* **Exercise instructions**:
Lines holding the string "Mean" are the ones to copy; find them all in the data.

* **Provided data**:
=-=-=-=-=

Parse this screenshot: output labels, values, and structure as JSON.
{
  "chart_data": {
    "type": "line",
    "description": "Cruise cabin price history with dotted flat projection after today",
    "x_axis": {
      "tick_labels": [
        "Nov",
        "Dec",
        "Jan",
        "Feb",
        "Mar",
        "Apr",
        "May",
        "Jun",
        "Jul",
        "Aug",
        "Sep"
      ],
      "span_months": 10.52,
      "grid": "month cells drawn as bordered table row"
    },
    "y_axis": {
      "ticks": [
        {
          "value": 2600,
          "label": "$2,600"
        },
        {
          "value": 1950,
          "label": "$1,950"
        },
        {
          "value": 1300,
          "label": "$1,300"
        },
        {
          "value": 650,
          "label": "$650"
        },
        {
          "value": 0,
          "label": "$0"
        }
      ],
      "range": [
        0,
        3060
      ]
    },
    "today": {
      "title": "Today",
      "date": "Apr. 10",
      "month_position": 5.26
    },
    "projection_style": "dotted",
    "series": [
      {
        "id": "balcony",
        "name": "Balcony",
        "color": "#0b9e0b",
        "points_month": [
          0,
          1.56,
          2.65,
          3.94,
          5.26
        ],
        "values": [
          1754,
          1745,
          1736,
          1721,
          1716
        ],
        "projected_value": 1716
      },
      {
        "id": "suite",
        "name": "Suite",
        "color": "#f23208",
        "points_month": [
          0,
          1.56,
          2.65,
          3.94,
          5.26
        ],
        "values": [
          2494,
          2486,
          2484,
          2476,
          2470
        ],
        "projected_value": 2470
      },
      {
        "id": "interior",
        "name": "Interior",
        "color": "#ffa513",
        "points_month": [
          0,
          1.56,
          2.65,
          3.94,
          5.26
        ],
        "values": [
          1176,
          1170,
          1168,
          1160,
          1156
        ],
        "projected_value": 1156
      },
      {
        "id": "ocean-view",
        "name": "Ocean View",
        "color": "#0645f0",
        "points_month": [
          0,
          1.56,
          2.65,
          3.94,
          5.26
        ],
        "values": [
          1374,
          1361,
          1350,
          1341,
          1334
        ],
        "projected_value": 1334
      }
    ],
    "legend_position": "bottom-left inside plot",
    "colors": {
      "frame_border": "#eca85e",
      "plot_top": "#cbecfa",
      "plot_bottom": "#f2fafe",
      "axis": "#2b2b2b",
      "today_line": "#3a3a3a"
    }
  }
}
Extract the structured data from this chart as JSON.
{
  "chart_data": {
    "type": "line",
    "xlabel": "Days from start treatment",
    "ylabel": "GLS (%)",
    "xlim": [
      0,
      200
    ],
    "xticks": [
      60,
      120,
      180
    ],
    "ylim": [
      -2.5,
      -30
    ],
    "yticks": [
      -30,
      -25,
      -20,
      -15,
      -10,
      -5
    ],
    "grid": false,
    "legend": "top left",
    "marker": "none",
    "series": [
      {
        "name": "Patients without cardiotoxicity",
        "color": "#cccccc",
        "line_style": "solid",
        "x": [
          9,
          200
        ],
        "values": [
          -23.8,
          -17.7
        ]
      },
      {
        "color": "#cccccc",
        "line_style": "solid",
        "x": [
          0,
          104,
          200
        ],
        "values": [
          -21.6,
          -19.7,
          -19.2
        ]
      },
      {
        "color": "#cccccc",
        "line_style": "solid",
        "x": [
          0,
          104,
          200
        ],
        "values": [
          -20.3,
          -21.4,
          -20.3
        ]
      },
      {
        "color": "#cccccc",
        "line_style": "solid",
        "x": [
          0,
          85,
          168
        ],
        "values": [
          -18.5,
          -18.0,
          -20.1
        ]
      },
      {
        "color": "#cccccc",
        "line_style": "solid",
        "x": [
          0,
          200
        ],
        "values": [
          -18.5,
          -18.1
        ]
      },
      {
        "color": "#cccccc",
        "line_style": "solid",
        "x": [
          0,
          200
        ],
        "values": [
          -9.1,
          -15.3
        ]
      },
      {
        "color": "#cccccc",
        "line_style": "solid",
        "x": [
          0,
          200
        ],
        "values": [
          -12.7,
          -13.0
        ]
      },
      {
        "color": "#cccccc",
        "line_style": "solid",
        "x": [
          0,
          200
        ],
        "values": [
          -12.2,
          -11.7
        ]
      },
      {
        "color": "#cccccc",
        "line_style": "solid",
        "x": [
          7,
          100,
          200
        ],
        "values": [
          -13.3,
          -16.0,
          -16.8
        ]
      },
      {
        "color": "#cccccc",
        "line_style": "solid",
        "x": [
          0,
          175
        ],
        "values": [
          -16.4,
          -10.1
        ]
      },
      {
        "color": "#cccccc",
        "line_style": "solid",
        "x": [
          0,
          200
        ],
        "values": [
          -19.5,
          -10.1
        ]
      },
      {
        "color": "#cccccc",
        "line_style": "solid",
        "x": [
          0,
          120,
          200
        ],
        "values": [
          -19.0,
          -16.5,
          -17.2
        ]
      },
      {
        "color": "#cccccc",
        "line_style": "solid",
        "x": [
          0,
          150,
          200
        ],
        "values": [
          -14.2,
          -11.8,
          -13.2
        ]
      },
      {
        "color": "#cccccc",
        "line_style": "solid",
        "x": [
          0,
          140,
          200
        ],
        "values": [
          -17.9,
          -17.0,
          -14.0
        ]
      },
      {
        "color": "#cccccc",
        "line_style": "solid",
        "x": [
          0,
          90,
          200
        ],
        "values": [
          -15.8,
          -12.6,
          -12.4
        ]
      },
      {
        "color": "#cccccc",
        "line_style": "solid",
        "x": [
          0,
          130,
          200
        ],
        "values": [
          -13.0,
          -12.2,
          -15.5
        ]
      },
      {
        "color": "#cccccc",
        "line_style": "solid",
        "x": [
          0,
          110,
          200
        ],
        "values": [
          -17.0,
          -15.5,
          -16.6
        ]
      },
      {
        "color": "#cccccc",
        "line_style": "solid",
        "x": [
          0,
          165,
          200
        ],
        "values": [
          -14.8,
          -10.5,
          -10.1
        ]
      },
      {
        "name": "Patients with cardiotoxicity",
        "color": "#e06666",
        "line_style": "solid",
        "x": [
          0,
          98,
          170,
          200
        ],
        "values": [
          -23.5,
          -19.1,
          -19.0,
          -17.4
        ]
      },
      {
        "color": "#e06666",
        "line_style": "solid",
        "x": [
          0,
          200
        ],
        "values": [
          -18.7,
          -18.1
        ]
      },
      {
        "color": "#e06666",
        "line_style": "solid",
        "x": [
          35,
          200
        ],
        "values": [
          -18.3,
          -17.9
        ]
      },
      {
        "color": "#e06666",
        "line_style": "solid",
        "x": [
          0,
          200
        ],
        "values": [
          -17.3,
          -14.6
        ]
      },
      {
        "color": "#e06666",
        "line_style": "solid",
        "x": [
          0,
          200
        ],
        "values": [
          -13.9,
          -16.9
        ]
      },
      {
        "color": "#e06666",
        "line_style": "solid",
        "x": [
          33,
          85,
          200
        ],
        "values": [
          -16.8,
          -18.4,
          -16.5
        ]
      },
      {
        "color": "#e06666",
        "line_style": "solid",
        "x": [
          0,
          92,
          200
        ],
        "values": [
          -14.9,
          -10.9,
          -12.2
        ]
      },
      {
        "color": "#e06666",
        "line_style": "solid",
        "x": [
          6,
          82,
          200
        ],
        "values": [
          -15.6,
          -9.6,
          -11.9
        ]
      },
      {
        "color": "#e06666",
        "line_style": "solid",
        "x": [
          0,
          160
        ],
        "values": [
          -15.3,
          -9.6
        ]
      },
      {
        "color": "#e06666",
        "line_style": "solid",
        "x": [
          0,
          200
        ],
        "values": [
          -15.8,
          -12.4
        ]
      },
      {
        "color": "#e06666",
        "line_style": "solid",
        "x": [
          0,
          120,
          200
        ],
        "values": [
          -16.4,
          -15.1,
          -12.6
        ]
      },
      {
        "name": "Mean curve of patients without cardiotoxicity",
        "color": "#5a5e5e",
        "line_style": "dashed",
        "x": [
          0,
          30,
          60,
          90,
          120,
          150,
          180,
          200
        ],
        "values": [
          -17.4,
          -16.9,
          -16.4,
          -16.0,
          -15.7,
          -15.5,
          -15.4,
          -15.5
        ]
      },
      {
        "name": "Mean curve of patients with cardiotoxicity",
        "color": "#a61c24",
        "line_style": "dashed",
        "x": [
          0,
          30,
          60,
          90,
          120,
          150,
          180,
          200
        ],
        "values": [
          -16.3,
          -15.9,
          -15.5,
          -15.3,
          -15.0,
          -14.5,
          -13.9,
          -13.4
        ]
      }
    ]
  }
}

=-=-=-=-=

* **Your response**:
        "name": "Mean curve of patients without cardiotoxicity",
        "name": "Mean curve of patients with cardiotoxicity",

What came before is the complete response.